### Task objective
Below is a set of records; print all of them exactly as written.

### Input
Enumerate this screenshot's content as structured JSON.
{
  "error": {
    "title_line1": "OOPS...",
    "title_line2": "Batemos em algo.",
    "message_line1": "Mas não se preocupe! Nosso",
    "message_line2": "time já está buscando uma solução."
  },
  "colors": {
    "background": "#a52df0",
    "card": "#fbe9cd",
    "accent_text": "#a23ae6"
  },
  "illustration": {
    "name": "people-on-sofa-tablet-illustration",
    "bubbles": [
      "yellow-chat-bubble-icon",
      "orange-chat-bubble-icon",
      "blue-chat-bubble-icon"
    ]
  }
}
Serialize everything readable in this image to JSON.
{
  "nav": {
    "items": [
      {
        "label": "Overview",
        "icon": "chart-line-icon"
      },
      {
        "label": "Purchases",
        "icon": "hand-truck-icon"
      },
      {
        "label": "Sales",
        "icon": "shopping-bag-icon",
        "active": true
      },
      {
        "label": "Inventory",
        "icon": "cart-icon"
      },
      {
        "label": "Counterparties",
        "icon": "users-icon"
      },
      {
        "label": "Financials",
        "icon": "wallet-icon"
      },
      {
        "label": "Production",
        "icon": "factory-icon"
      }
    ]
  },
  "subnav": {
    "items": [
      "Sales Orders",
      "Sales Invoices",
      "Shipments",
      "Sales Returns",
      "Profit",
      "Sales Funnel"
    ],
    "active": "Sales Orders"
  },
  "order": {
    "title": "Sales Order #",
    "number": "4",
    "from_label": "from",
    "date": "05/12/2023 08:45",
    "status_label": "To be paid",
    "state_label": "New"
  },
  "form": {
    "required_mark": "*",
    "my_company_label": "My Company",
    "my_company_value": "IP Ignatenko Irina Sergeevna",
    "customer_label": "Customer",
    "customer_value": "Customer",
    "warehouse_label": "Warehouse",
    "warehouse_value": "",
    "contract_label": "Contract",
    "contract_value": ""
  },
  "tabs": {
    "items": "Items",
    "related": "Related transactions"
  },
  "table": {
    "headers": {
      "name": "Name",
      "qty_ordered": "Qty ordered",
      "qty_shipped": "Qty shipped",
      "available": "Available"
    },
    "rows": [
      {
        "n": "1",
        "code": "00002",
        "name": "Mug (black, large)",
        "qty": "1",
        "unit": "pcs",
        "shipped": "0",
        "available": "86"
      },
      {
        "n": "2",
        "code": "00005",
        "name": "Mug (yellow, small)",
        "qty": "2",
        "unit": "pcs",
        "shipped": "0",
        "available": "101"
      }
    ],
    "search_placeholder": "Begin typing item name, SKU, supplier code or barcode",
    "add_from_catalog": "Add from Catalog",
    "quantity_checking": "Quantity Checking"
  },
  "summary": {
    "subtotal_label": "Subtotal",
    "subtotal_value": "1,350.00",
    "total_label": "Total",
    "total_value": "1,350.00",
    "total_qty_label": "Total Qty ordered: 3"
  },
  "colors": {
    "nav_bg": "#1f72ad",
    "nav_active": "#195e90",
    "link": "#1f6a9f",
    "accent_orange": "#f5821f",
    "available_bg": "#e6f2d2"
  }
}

### Answer to the exercise
Enumerate this screenshot's content as structured JSON.
{
  "error": {
    "title_line1": "OOPS...",
    "title_line2": "Batemos em algo.",
    "message_line1": "Mas não se preocupe! Nosso",
    "message_line2": "time já está buscando uma solução."
  },
  "colors": {
    "background": "#a52df0",
    "card": "#fbe9cd",
    "accent_text": "#a23ae6"
  },
  "illustration": {
    "name": "people-on-sofa-tablet-illustration",
    "bubbles": [
      "yellow-chat-bubble-icon",
      "orange-chat-bubble-icon",
      "blue-chat-bubble-icon"
    ]
  }
}
Serialize everything readable in this image to JSON.
{
  "nav": {
    "items": [
      {
        "label": "Overview",
        "icon": "chart-line-icon"
      },
      {
        "label": "Purchases",
        "icon": "hand-truck-icon"
      },
      {
        "label": "Sales",
        "icon": "shopping-bag-icon",
        "active": true
      },
      {
        "label": "Inventory",
        "icon": "cart-icon"
      },
      {
        "label": "Counterparties",
        "icon": "users-icon"
      },
      {
        "label": "Financials",
        "icon": "wallet-icon"
      },
      {
        "label": "Production",
        "icon": "factory-icon"
      }
    ]
  },
  "subnav": {
    "items": [
      "Sales Orders",
      "Sales Invoices",
      "Shipments",
      "Sales Returns",
      "Profit",
      "Sales Funnel"
    ],
    "active": "Sales Orders"
  },
  "order": {
    "title": "Sales Order #",
    "number": "4",
    "from_label": "from",
    "date": "05/12/2023 08:45",
    "status_label": "To be paid",
    "state_label": "New"
  },
  "form": {
    "required_mark": "*",
    "my_company_label": "My Company",
    "my_company_value": "IP Ignatenko Irina Sergeevna",
    "customer_label": "Customer",
    "customer_value": "Customer",
    "warehouse_label": "Warehouse",
    "warehouse_value": "",
    "contract_label": "Contract",
    "contract_value": ""
  },
  "tabs": {
    "items": "Items",
    "related": "Related transactions"
  },
  "table": {
    "headers": {
      "name": "Name",
      "qty_ordered": "Qty ordered",
      "qty_shipped": "Qty shipped",
      "available": "Available"
    },
    "rows": [
      {
        "n": "1",
        "code": "00002",
        "name": "Mug (black, large)",
        "qty": "1",
        "unit": "pcs",
        "shipped": "0",
        "available": "86"
      },
      {
        "n": "2",
        "code": "00005",
        "name": "Mug (yellow, small)",
        "qty": "2",
        "unit": "pcs",
        "shipped": "0",
        "available": "101"
      }
    ],
    "search_placeholder": "Begin typing item name, SKU, supplier code or barcode",
    "add_from_catalog": "Add from Catalog",
    "quantity_checking": "Quantity Checking"
  },
  "summary": {
    "subtotal_label": "Subtotal",
    "subtotal_value": "1,350.00",
    "total_label": "Total",
    "total_value": "1,350.00",
    "total_qty_label": "Total Qty ordered: 3"
  },
  "colors": {
    "nav_bg": "#1f72ad",
    "nav_active": "#195e90",
    "link": "#1f6a9f",
    "accent_orange": "#f5821f",
    "available_bg": "#e6f2d2"
  }
}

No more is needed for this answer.